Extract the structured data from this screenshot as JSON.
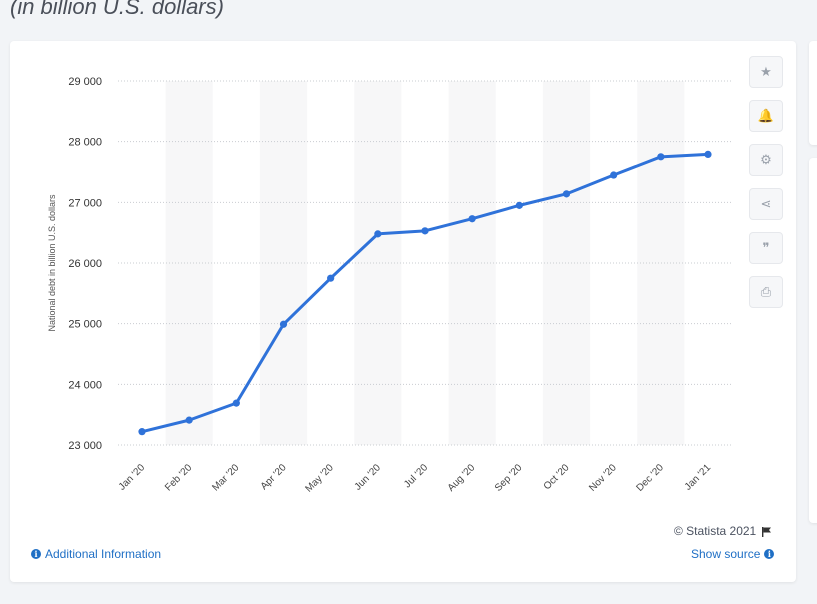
{
  "header": {
    "subtitle": "(in billion U.S. dollars)"
  },
  "chart_data": {
    "type": "line",
    "title": "",
    "xlabel": "",
    "ylabel": "National debt in billion U.S. dollars",
    "ylim": [
      23000,
      29000
    ],
    "yticks": [
      23000,
      24000,
      25000,
      26000,
      27000,
      28000,
      29000
    ],
    "ytick_labels": [
      "23 000",
      "24 000",
      "25 000",
      "26 000",
      "27 000",
      "28 000",
      "29 000"
    ],
    "categories": [
      "Jan '20",
      "Feb '20",
      "Mar '20",
      "Apr '20",
      "May '20",
      "Jun '20",
      "Jul '20",
      "Aug '20",
      "Sep '20",
      "Oct '20",
      "Nov '20",
      "Dec '20",
      "Jan '21"
    ],
    "series": [
      {
        "values": [
          23220,
          23410,
          23690,
          24990,
          25750,
          26480,
          26530,
          26730,
          26950,
          27140,
          27450,
          27750,
          27790
        ]
      }
    ],
    "line_color": "#2f72d9",
    "grid": true
  },
  "toolbar": {
    "items": [
      {
        "name": "star-icon",
        "glyph": "★"
      },
      {
        "name": "bell-icon",
        "glyph": "🔔"
      },
      {
        "name": "gear-icon",
        "glyph": "⚙"
      },
      {
        "name": "share-icon",
        "glyph": "⋖"
      },
      {
        "name": "quote-icon",
        "glyph": "❞"
      },
      {
        "name": "print-icon",
        "glyph": "⎙"
      }
    ]
  },
  "footer": {
    "copyright": "© Statista 2021",
    "additional_info": "Additional Information",
    "show_source": "Show source"
  }
}
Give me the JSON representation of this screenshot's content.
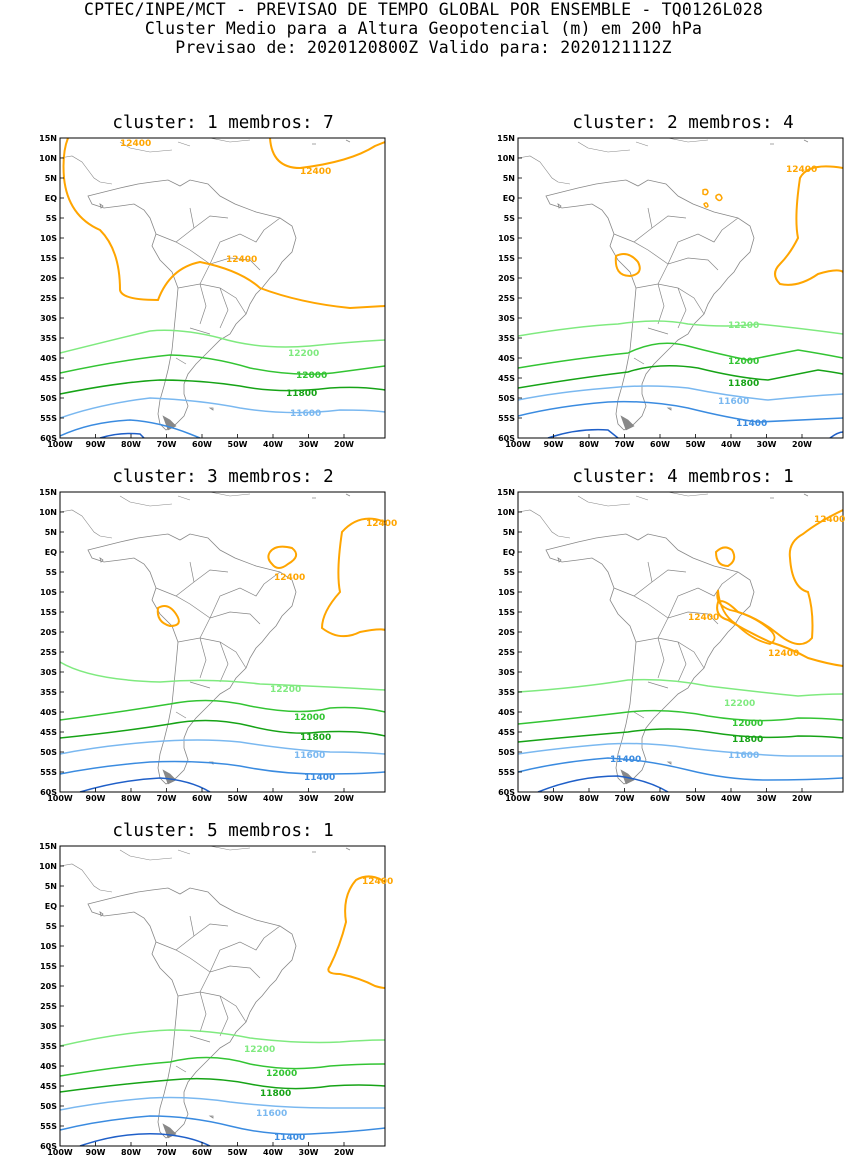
{
  "header": {
    "line1": "CPTEC/INPE/MCT - PREVISAO DE TEMPO GLOBAL POR ENSEMBLE - TQ0126L028",
    "line2": "Cluster Medio para a Altura Geopotencial (m) em 200 hPa",
    "line3": "Previsao de: 2020120800Z    Valido para: 2020121112Z"
  },
  "axes": {
    "lat_labels": [
      "15N",
      "10N",
      "5N",
      "EQ",
      "5S",
      "10S",
      "15S",
      "20S",
      "25S",
      "30S",
      "35S",
      "40S",
      "45S",
      "50S",
      "55S",
      "60S"
    ],
    "lon_labels": [
      "100W",
      "90W",
      "80W",
      "70W",
      "60W",
      "50W",
      "40W",
      "30W",
      "20W"
    ]
  },
  "colors": {
    "c12400": "#ffa500",
    "c12200": "#7fea7f",
    "c12000": "#33c433",
    "c11800": "#16a316",
    "c11600": "#7ab8f0",
    "c11400": "#3a8be0",
    "c11200": "#1f5fc8",
    "land": "#888888"
  },
  "panels": [
    {
      "title": "cluster: 1   membros: 7",
      "labels": [
        "12400",
        "12400",
        "12400",
        "12200",
        "12000",
        "11800",
        "11600"
      ]
    },
    {
      "title": "cluster: 2   membros: 4",
      "labels": [
        "12400",
        "12200",
        "12000",
        "11800",
        "11600",
        "11400"
      ]
    },
    {
      "title": "cluster: 3   membros: 2",
      "labels": [
        "12400",
        "12400",
        "12200",
        "12000",
        "11800",
        "11600",
        "11400"
      ]
    },
    {
      "title": "cluster: 4   membros: 1",
      "labels": [
        "12400",
        "12400",
        "12400",
        "12200",
        "12000",
        "11800",
        "11600",
        "11400"
      ]
    },
    {
      "title": "cluster: 5   membros: 1",
      "labels": [
        "12400",
        "12200",
        "12000",
        "11800",
        "11600",
        "11400"
      ]
    }
  ]
}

· · · ·

## To do
Give back the whole listing as it stands, minus its pictures.

## Answer to this exercise
Extract the structured data from this screenshot as JSON.
{
  "header": {
    "subtitle": "(in billion U.S. dollars)"
  },
  "chart_data": {
    "type": "line",
    "title": "",
    "xlabel": "",
    "ylabel": "National debt in billion U.S. dollars",
    "ylim": [
      23000,
      29000
    ],
    "yticks": [
      23000,
      24000,
      25000,
      26000,
      27000,
      28000,
      29000
    ],
    "ytick_labels": [
      "23 000",
      "24 000",
      "25 000",
      "26 000",
      "27 000",
      "28 000",
      "29 000"
    ],
    "categories": [
      "Jan '20",
      "Feb '20",
      "Mar '20",
      "Apr '20",
      "May '20",
      "Jun '20",
      "Jul '20",
      "Aug '20",
      "Sep '20",
      "Oct '20",
      "Nov '20",
      "Dec '20",
      "Jan '21"
    ],
    "series": [
      {
        "values": [
          23220,
          23410,
          23690,
          24990,
          25750,
          26480,
          26530,
          26730,
          26950,
          27140,
          27450,
          27750,
          27790
        ]
      }
    ],
    "line_color": "#2f72d9",
    "grid": true
  },
  "toolbar": {
    "items": [
      {
        "name": "star-icon",
        "glyph": "★"
      },
      {
        "name": "bell-icon",
        "glyph": "🔔"
      },
      {
        "name": "gear-icon",
        "glyph": "⚙"
      },
      {
        "name": "share-icon",
        "glyph": "⋖"
      },
      {
        "name": "quote-icon",
        "glyph": "❞"
      },
      {
        "name": "print-icon",
        "glyph": "⎙"
      }
    ]
  },
  "footer": {
    "copyright": "© Statista 2021",
    "additional_info": "Additional Information",
    "show_source": "Show source"
  }
}
Give me the JSON representation of this screenshot's content.
{
  "header": {
    "line1": "CPTEC/INPE/MCT - PREVISAO DE TEMPO GLOBAL POR ENSEMBLE - TQ0126L028",
    "line2": "Cluster Medio para a Altura Geopotencial (m) em 200 hPa",
    "line3": "Previsao de: 2020120800Z    Valido para: 2020121112Z"
  },
  "axes": {
    "lat_labels": [
      "15N",
      "10N",
      "5N",
      "EQ",
      "5S",
      "10S",
      "15S",
      "20S",
      "25S",
      "30S",
      "35S",
      "40S",
      "45S",
      "50S",
      "55S",
      "60S"
    ],
    "lon_labels": [
      "100W",
      "90W",
      "80W",
      "70W",
      "60W",
      "50W",
      "40W",
      "30W",
      "20W"
    ]
  },
  "colors": {
    "c12400": "#ffa500",
    "c12200": "#7fea7f",
    "c12000": "#33c433",
    "c11800": "#16a316",
    "c11600": "#7ab8f0",
    "c11400": "#3a8be0",
    "c11200": "#1f5fc8",
    "land": "#888888"
  },
  "panels": [
    {
      "title": "cluster: 1   membros: 7",
      "labels": [
        "12400",
        "12400",
        "12400",
        "12200",
        "12000",
        "11800",
        "11600"
      ]
    },
    {
      "title": "cluster: 2   membros: 4",
      "labels": [
        "12400",
        "12200",
        "12000",
        "11800",
        "11600",
        "11400"
      ]
    },
    {
      "title": "cluster: 3   membros: 2",
      "labels": [
        "12400",
        "12400",
        "12200",
        "12000",
        "11800",
        "11600",
        "11400"
      ]
    },
    {
      "title": "cluster: 4   membros: 1",
      "labels": [
        "12400",
        "12400",
        "12400",
        "12200",
        "12000",
        "11800",
        "11600",
        "11400"
      ]
    },
    {
      "title": "cluster: 5   membros: 1",
      "labels": [
        "12400",
        "12200",
        "12000",
        "11800",
        "11600",
        "11400"
      ]
    }
  ]
}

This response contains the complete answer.